--- GIVEN INSTRUCTION ---
State how many lines in the records hold the word "Pranzo", giving the number and no other text.

--- Stored records ---
☆ ☆ ☆ ☆

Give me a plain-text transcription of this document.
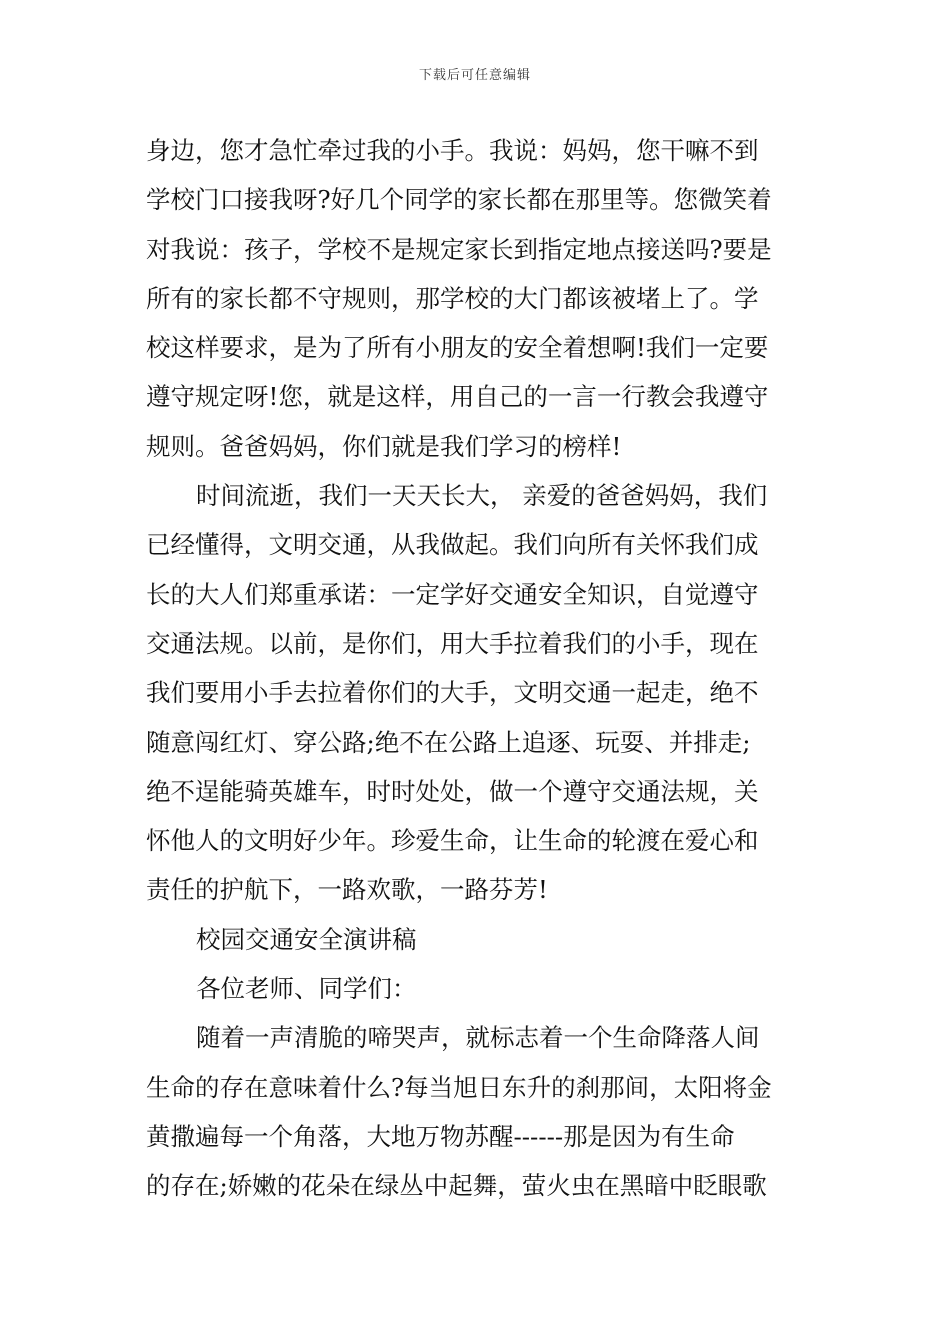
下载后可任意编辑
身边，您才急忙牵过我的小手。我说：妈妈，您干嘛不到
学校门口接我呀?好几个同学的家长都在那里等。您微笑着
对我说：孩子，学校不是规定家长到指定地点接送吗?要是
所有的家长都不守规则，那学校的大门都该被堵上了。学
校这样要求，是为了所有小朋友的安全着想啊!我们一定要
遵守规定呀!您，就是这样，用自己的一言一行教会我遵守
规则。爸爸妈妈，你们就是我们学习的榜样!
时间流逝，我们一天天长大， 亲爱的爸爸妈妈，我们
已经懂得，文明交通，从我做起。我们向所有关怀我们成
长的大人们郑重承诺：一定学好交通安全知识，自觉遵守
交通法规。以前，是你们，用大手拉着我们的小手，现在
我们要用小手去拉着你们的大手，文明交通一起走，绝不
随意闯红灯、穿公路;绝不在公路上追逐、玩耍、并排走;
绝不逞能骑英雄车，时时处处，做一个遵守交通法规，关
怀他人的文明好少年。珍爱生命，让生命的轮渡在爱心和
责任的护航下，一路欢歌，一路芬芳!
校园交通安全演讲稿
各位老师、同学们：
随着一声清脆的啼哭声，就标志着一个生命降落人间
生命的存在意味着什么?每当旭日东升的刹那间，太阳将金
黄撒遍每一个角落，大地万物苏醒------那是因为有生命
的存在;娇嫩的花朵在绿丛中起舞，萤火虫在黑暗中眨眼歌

☆ ☆ ☆ ☆

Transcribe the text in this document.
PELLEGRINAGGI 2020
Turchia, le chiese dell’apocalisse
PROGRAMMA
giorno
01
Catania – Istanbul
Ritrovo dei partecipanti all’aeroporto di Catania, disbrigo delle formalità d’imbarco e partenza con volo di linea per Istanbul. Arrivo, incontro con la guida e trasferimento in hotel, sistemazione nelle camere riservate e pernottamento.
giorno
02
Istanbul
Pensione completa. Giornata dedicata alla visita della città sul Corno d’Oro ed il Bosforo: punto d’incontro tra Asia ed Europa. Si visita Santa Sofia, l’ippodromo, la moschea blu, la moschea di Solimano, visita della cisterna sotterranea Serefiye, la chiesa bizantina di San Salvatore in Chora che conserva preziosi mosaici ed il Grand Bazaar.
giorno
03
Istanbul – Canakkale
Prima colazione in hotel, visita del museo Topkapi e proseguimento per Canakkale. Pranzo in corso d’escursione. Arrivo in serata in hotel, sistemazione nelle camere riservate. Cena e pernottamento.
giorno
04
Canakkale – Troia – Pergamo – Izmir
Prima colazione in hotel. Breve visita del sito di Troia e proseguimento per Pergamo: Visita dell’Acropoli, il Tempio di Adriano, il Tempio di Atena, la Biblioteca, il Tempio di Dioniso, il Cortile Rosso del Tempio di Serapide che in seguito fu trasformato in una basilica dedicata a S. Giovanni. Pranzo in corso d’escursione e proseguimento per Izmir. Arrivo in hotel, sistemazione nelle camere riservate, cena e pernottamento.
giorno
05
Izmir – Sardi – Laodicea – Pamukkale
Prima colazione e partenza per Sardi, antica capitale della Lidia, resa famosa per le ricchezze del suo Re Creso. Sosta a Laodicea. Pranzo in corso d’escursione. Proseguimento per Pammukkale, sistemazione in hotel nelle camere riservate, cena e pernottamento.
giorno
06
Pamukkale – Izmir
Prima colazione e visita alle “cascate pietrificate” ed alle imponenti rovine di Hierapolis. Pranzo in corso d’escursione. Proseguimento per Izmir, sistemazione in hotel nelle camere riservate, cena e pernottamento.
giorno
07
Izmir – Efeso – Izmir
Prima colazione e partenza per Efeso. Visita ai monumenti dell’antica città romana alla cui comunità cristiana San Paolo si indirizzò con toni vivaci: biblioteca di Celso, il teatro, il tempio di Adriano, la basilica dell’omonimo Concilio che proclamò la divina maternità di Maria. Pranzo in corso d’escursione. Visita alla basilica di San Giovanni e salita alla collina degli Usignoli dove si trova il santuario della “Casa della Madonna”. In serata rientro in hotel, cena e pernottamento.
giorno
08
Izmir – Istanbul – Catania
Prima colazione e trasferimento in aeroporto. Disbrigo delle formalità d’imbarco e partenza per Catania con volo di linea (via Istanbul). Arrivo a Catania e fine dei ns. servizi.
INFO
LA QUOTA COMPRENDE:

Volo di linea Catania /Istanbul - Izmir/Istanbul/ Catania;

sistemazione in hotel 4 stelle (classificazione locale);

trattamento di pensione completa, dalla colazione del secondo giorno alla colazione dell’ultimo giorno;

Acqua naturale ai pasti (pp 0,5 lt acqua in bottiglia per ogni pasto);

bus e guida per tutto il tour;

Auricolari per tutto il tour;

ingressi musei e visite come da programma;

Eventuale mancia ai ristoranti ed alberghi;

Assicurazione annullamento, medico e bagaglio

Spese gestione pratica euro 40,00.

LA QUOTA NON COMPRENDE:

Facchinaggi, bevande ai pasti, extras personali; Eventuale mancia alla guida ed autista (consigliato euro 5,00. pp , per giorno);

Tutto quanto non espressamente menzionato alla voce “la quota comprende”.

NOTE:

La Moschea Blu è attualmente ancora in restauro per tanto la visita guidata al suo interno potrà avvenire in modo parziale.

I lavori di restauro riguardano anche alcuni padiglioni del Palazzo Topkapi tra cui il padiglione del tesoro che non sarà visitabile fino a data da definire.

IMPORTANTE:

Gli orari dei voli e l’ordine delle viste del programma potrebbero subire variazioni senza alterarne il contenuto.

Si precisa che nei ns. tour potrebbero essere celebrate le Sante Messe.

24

☆ ☆ ☆ ☆

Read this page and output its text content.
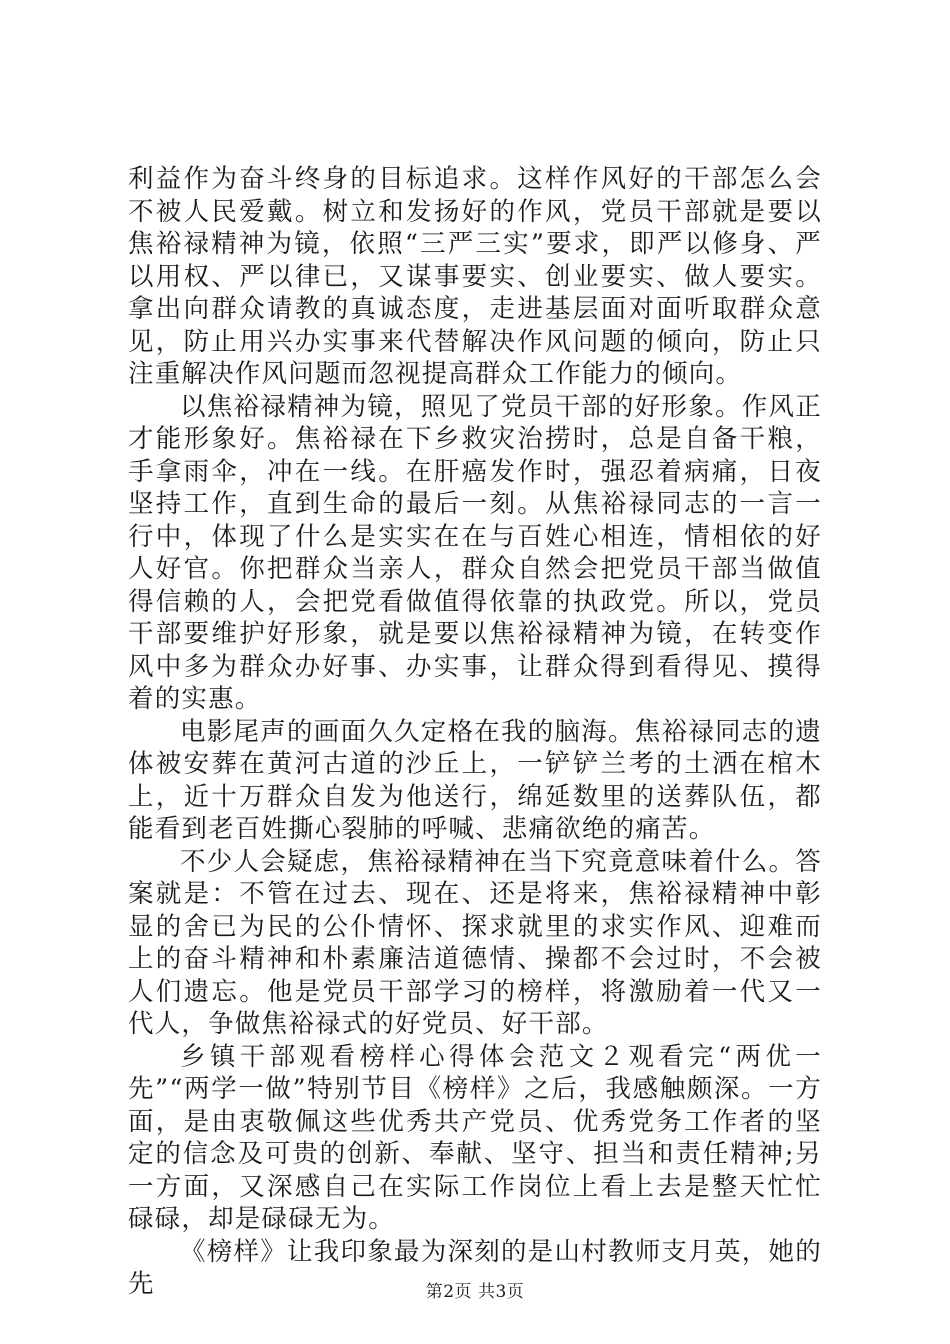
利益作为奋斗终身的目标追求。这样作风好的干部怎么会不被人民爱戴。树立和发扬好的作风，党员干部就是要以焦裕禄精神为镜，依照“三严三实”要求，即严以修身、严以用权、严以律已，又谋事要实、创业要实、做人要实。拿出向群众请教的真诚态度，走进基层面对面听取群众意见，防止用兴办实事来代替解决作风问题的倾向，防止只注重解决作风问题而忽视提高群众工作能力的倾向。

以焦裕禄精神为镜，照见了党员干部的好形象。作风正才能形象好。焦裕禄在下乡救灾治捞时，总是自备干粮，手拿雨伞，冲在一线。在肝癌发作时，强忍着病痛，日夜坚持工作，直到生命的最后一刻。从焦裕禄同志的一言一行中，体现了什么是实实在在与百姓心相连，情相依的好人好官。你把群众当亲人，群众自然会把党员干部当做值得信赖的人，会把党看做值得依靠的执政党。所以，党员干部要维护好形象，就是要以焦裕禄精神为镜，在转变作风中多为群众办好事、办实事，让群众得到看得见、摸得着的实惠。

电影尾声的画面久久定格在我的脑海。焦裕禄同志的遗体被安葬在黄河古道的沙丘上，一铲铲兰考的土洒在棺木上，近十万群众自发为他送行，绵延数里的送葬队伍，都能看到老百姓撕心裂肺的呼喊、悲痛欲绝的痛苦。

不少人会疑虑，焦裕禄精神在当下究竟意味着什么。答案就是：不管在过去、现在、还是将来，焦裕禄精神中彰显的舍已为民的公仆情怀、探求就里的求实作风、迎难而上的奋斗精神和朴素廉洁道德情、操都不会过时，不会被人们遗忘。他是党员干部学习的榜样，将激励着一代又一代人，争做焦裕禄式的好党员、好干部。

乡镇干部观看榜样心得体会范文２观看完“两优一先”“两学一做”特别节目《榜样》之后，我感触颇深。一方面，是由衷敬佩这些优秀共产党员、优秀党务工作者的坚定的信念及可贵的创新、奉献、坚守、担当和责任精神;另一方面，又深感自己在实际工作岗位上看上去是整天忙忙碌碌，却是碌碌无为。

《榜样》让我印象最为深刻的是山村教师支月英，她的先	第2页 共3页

☆ ☆ ☆ ☆

--- RESULT ---
5